(Extracted data entries)

# # # # # # #

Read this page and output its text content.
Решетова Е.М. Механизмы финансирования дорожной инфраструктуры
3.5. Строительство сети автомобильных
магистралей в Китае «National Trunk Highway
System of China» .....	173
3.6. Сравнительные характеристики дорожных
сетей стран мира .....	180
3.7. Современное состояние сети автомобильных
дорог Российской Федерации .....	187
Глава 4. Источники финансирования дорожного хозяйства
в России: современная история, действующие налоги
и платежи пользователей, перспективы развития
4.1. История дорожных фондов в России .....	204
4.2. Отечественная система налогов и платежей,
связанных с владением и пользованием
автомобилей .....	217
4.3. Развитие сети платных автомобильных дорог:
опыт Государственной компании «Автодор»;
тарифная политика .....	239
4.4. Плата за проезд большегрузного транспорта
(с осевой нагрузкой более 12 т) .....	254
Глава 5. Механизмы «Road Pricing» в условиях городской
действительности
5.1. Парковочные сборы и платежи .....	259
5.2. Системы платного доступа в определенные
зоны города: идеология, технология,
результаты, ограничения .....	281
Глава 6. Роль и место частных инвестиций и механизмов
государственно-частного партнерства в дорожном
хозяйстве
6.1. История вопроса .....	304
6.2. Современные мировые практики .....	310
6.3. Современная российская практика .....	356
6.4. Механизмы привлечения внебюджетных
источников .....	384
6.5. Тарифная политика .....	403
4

# # # # # # #

Above are the entries; count how many of their lines contain the word "сети" and give only that number.

3